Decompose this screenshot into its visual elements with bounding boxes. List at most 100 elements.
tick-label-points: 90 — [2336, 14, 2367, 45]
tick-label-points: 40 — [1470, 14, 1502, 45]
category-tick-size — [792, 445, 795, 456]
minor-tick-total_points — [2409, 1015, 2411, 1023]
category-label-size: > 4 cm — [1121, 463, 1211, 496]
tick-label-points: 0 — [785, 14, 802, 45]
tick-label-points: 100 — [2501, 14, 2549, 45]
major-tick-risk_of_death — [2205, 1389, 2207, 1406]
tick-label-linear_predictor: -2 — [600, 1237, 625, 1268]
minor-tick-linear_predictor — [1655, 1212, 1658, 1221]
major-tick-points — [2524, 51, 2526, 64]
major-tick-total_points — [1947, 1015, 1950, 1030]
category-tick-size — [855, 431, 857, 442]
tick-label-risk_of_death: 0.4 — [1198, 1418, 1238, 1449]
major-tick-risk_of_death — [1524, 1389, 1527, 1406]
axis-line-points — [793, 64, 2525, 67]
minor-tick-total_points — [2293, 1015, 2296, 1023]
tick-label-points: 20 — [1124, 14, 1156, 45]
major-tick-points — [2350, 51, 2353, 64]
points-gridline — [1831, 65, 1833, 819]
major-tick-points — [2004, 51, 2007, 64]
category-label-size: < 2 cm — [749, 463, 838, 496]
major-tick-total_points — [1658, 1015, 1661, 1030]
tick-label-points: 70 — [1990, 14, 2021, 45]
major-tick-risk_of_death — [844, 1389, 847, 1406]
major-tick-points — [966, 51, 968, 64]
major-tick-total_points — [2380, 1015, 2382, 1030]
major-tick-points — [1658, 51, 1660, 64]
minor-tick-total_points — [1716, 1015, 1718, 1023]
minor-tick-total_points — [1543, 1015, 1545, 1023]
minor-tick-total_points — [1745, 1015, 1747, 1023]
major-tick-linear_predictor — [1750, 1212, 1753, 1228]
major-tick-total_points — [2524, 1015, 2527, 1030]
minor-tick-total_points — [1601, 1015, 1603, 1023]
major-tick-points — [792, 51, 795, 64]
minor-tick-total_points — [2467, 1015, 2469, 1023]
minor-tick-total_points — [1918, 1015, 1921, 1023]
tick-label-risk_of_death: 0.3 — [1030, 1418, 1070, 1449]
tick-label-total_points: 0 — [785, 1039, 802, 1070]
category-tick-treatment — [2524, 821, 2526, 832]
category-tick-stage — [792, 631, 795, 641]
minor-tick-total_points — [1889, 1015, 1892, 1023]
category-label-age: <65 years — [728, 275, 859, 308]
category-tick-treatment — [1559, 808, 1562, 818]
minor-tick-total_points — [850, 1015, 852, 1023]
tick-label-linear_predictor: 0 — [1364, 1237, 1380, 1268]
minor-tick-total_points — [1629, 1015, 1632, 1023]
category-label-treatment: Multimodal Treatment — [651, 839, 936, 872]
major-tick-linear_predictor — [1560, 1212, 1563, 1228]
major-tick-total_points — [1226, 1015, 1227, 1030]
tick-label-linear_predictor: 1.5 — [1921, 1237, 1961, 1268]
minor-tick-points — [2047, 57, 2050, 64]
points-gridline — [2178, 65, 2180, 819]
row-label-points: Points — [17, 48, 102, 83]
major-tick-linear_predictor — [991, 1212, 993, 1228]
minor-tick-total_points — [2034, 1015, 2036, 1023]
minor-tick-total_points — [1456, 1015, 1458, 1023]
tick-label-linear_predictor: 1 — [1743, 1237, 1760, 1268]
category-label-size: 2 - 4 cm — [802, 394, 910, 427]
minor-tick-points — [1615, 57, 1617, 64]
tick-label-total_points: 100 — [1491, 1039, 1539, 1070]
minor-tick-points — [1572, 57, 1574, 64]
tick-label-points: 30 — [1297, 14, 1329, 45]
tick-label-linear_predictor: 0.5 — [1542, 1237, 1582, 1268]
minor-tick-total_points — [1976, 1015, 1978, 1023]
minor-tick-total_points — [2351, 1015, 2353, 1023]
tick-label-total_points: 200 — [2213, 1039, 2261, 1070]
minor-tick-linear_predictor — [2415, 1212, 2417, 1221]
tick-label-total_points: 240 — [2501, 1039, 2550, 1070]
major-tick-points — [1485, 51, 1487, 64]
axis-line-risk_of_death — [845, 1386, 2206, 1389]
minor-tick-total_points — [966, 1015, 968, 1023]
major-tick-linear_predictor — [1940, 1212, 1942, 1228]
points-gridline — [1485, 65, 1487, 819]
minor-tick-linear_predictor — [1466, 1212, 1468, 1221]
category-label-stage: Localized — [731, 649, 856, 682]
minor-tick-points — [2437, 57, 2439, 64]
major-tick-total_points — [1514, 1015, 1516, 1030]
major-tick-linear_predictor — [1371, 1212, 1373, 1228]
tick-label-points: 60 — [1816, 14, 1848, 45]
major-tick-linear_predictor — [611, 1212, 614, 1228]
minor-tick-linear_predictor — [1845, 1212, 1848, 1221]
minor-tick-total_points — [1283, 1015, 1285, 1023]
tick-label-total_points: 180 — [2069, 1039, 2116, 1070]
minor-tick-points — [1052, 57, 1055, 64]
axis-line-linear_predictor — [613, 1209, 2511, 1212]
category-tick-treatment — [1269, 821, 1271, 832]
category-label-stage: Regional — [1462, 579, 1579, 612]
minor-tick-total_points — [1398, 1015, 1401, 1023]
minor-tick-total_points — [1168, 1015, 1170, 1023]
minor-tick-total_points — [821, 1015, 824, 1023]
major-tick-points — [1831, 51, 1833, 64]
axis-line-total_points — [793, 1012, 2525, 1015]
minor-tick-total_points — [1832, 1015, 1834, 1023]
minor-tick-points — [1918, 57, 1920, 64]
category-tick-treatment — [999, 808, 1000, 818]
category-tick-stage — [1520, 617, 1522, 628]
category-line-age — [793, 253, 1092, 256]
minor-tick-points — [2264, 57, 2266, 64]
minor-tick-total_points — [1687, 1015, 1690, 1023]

========================

▶ [Your goal]: Rewrite all of the items above with every "risk_of_death" swapped for "death_risk", leaving everything else unchanged.

▶ [Solution to this task]:
Decompose this screenshot into its visual elements with bounding boxes. List at most 100 elements.
tick-label-points: 90 — [2336, 14, 2367, 45]
tick-label-points: 40 — [1470, 14, 1502, 45]
category-tick-size — [792, 445, 795, 456]
minor-tick-total_points — [2409, 1015, 2411, 1023]
category-label-size: > 4 cm — [1121, 463, 1211, 496]
tick-label-points: 0 — [785, 14, 802, 45]
tick-label-points: 100 — [2501, 14, 2549, 45]
major-tick-death_risk — [2205, 1389, 2207, 1406]
tick-label-linear_predictor: -2 — [600, 1237, 625, 1268]
minor-tick-linear_predictor — [1655, 1212, 1658, 1221]
major-tick-points — [2524, 51, 2526, 64]
major-tick-total_points — [1947, 1015, 1950, 1030]
category-tick-size — [855, 431, 857, 442]
tick-label-death_risk: 0.4 — [1198, 1418, 1238, 1449]
major-tick-death_risk — [1524, 1389, 1527, 1406]
axis-line-points — [793, 64, 2525, 67]
minor-tick-total_points — [2293, 1015, 2296, 1023]
tick-label-points: 20 — [1124, 14, 1156, 45]
major-tick-points — [2350, 51, 2353, 64]
points-gridline — [1831, 65, 1833, 819]
major-tick-points — [2004, 51, 2007, 64]
category-label-size: < 2 cm — [749, 463, 838, 496]
major-tick-total_points — [1658, 1015, 1661, 1030]
tick-label-points: 70 — [1990, 14, 2021, 45]
major-tick-death_risk — [844, 1389, 847, 1406]
major-tick-points — [966, 51, 968, 64]
major-tick-total_points — [2380, 1015, 2382, 1030]
major-tick-points — [1658, 51, 1660, 64]
minor-tick-total_points — [1716, 1015, 1718, 1023]
minor-tick-total_points — [1543, 1015, 1545, 1023]
minor-tick-total_points — [1745, 1015, 1747, 1023]
major-tick-linear_predictor — [1750, 1212, 1753, 1228]
major-tick-total_points — [2524, 1015, 2527, 1030]
minor-tick-total_points — [1601, 1015, 1603, 1023]
major-tick-points — [792, 51, 795, 64]
minor-tick-total_points — [2467, 1015, 2469, 1023]
minor-tick-total_points — [1918, 1015, 1921, 1023]
tick-label-death_risk: 0.3 — [1030, 1418, 1070, 1449]
tick-label-total_points: 0 — [785, 1039, 802, 1070]
category-tick-treatment — [2524, 821, 2526, 832]
category-tick-stage — [792, 631, 795, 641]
minor-tick-total_points — [1889, 1015, 1892, 1023]
category-label-age: <65 years — [728, 275, 859, 308]
category-tick-treatment — [1559, 808, 1562, 818]
minor-tick-total_points — [850, 1015, 852, 1023]
tick-label-linear_predictor: 0 — [1364, 1237, 1380, 1268]
minor-tick-total_points — [1629, 1015, 1632, 1023]
category-label-treatment: Multimodal Treatment — [651, 839, 936, 872]
major-tick-linear_predictor — [1560, 1212, 1563, 1228]
major-tick-total_points — [1226, 1015, 1227, 1030]
tick-label-linear_predictor: 1.5 — [1921, 1237, 1961, 1268]
minor-tick-points — [2047, 57, 2050, 64]
points-gridline — [2178, 65, 2180, 819]
row-label-points: Points — [17, 48, 102, 83]
major-tick-linear_predictor — [991, 1212, 993, 1228]
minor-tick-total_points — [2034, 1015, 2036, 1023]
minor-tick-total_points — [1456, 1015, 1458, 1023]
tick-label-linear_predictor: 1 — [1743, 1237, 1760, 1268]
category-label-size: 2 - 4 cm — [802, 394, 910, 427]
minor-tick-points — [1615, 57, 1617, 64]
tick-label-total_points: 100 — [1491, 1039, 1539, 1070]
minor-tick-points — [1572, 57, 1574, 64]
tick-label-points: 30 — [1297, 14, 1329, 45]
tick-label-linear_predictor: 0.5 — [1542, 1237, 1582, 1268]
minor-tick-total_points — [1976, 1015, 1978, 1023]
minor-tick-total_points — [2351, 1015, 2353, 1023]
tick-label-total_points: 200 — [2213, 1039, 2261, 1070]
minor-tick-linear_predictor — [2415, 1212, 2417, 1221]
tick-label-total_points: 240 — [2501, 1039, 2550, 1070]
major-tick-points — [1485, 51, 1487, 64]
axis-line-death_risk — [845, 1386, 2206, 1389]
minor-tick-total_points — [966, 1015, 968, 1023]
major-tick-linear_predictor — [1940, 1212, 1942, 1228]
points-gridline — [1485, 65, 1487, 819]
minor-tick-linear_predictor — [1466, 1212, 1468, 1221]
category-label-stage: Localized — [731, 649, 856, 682]
minor-tick-points — [2437, 57, 2439, 64]
major-tick-total_points — [1514, 1015, 1516, 1030]
major-tick-linear_predictor — [1371, 1212, 1373, 1228]
tick-label-points: 60 — [1816, 14, 1848, 45]
major-tick-linear_predictor — [611, 1212, 614, 1228]
minor-tick-linear_predictor — [1845, 1212, 1848, 1221]
minor-tick-total_points — [1283, 1015, 1285, 1023]
tick-label-total_points: 180 — [2069, 1039, 2116, 1070]
minor-tick-points — [1052, 57, 1055, 64]
axis-line-linear_predictor — [613, 1209, 2511, 1212]
category-tick-treatment — [1269, 821, 1271, 832]
category-label-stage: Regional — [1462, 579, 1579, 612]
minor-tick-total_points — [1398, 1015, 1401, 1023]
minor-tick-total_points — [1168, 1015, 1170, 1023]
minor-tick-total_points — [821, 1015, 824, 1023]
major-tick-points — [1831, 51, 1833, 64]
axis-line-total_points — [793, 1012, 2525, 1015]
minor-tick-total_points — [1832, 1015, 1834, 1023]
minor-tick-points — [1918, 57, 1920, 64]
category-tick-treatment — [999, 808, 1000, 818]
category-tick-stage — [1520, 617, 1522, 628]
category-line-age — [793, 253, 1092, 256]
minor-tick-points — [2264, 57, 2266, 64]
minor-tick-total_points — [1687, 1015, 1690, 1023]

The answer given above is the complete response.